(Your objective):
Retype each entry below, keeping every character the same.

[Rows from a dataset]
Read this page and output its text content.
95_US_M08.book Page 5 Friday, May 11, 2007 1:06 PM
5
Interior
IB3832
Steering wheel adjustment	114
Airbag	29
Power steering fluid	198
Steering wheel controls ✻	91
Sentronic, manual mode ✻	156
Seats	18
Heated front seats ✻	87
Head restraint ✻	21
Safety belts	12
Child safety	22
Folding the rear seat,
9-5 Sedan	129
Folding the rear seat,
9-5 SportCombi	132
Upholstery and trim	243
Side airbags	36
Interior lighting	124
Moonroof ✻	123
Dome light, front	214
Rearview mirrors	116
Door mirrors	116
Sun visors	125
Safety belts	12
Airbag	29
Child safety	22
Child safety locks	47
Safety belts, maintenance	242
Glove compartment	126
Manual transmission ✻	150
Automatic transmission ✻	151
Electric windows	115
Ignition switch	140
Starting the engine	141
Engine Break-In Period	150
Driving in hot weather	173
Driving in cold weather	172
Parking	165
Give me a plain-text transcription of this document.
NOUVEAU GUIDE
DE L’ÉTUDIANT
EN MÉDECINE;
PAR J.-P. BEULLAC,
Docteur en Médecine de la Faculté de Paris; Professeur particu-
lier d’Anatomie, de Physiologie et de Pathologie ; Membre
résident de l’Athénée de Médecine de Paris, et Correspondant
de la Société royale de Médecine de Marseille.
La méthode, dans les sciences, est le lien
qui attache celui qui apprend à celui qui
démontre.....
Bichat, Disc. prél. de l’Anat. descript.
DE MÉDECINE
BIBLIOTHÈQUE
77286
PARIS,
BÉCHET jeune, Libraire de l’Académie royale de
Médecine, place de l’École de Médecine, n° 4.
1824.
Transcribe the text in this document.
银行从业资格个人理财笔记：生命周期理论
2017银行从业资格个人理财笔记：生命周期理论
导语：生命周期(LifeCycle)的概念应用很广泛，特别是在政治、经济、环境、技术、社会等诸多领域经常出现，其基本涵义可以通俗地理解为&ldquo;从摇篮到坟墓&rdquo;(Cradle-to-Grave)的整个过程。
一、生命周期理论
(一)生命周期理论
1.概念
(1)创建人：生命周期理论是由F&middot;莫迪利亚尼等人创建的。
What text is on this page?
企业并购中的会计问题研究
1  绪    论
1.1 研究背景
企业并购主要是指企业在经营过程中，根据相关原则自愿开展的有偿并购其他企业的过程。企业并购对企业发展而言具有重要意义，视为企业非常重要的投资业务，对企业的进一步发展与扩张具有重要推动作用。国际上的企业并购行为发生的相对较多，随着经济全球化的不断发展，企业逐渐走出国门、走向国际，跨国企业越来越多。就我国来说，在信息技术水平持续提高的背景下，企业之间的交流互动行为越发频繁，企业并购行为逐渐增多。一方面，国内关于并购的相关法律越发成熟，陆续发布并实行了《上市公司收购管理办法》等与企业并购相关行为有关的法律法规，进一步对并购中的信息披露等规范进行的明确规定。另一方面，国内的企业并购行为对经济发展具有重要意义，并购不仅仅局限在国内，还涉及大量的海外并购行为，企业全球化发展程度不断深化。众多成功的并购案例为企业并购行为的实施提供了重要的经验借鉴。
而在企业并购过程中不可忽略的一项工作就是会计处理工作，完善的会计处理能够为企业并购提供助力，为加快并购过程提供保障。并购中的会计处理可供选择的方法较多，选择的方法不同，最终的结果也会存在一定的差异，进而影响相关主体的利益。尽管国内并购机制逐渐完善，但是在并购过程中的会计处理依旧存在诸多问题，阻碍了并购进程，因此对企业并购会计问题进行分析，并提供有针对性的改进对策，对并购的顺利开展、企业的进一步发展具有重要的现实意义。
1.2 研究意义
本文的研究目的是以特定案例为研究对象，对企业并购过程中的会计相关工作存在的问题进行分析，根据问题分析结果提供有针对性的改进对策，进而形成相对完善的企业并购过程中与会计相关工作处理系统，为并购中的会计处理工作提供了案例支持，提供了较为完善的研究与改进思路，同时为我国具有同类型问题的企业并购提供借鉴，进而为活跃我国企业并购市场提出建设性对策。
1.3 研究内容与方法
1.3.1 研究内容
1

(Solution for this problem):
Read this page and output its text content.
95_US_M08.book Page 5 Friday, May 11, 2007 1:06 PM
5
Interior
IB3832
Steering wheel adjustment	114
Airbag	29
Power steering fluid	198
Steering wheel controls ✻	91
Sentronic, manual mode ✻	156
Seats	18
Heated front seats ✻	87
Head restraint ✻	21
Safety belts	12
Child safety	22
Folding the rear seat,
9-5 Sedan	129
Folding the rear seat,
9-5 SportCombi	132
Upholstery and trim	243
Side airbags	36
Interior lighting	124
Moonroof ✻	123
Dome light, front	214
Rearview mirrors	116
Door mirrors	116
Sun visors	125
Safety belts	12
Airbag	29
Child safety	22
Child safety locks	47
Safety belts, maintenance	242
Glove compartment	126
Manual transmission ✻	150
Automatic transmission ✻	151
Electric windows	115
Ignition switch	140
Starting the engine	141
Engine Break-In Period	150
Driving in hot weather	173
Driving in cold weather	172
Parking	165
Give me a plain-text transcription of this document.
NOUVEAU GUIDE
DE L’ÉTUDIANT
EN MÉDECINE;
PAR J.-P. BEULLAC,
Docteur en Médecine de la Faculté de Paris; Professeur particu-
lier d’Anatomie, de Physiologie et de Pathologie ; Membre
résident de l’Athénée de Médecine de Paris, et Correspondant
de la Société royale de Médecine de Marseille.
La méthode, dans les sciences, est le lien
qui attache celui qui apprend à celui qui
démontre.....
Bichat, Disc. prél. de l’Anat. descript.
DE MÉDECINE
BIBLIOTHÈQUE
77286
PARIS,
BÉCHET jeune, Libraire de l’Académie royale de
Médecine, place de l’École de Médecine, n° 4.
1824.
Transcribe the text in this document.
银行从业资格个人理财笔记：生命周期理论
2017银行从业资格个人理财笔记：生命周期理论
导语：生命周期(LifeCycle)的概念应用很广泛，特别是在政治、经济、环境、技术、社会等诸多领域经常出现，其基本涵义可以通俗地理解为&ldquo;从摇篮到坟墓&rdquo;(Cradle-to-Grave)的整个过程。
一、生命周期理论
(一)生命周期理论
1.概念
(1)创建人：生命周期理论是由F&middot;莫迪利亚尼等人创建的。
What text is on this page?
企业并购中的会计问题研究
1  绪    论
1.1 研究背景
企业并购主要是指企业在经营过程中，根据相关原则自愿开展的有偿并购其他企业的过程。企业并购对企业发展而言具有重要意义，视为企业非常重要的投资业务，对企业的进一步发展与扩张具有重要推动作用。国际上的企业并购行为发生的相对较多，随着经济全球化的不断发展，企业逐渐走出国门、走向国际，跨国企业越来越多。就我国来说，在信息技术水平持续提高的背景下，企业之间的交流互动行为越发频繁，企业并购行为逐渐增多。一方面，国内关于并购的相关法律越发成熟，陆续发布并实行了《上市公司收购管理办法》等与企业并购相关行为有关的法律法规，进一步对并购中的信息披露等规范进行的明确规定。另一方面，国内的企业并购行为对经济发展具有重要意义，并购不仅仅局限在国内，还涉及大量的海外并购行为，企业全球化发展程度不断深化。众多成功的并购案例为企业并购行为的实施提供了重要的经验借鉴。
而在企业并购过程中不可忽略的一项工作就是会计处理工作，完善的会计处理能够为企业并购提供助力，为加快并购过程提供保障。并购中的会计处理可供选择的方法较多，选择的方法不同，最终的结果也会存在一定的差异，进而影响相关主体的利益。尽管国内并购机制逐渐完善，但是在并购过程中的会计处理依旧存在诸多问题，阻碍了并购进程，因此对企业并购会计问题进行分析，并提供有针对性的改进对策，对并购的顺利开展、企业的进一步发展具有重要的现实意义。
1.2 研究意义
本文的研究目的是以特定案例为研究对象，对企业并购过程中的会计相关工作存在的问题进行分析，根据问题分析结果提供有针对性的改进对策，进而形成相对完善的企业并购过程中与会计相关工作处理系统，为并购中的会计处理工作提供了案例支持，提供了较为完善的研究与改进思路，同时为我国具有同类型问题的企业并购提供借鉴，进而为活跃我国企业并购市场提出建设性对策。
1.3 研究内容与方法
1.3.1 研究内容
1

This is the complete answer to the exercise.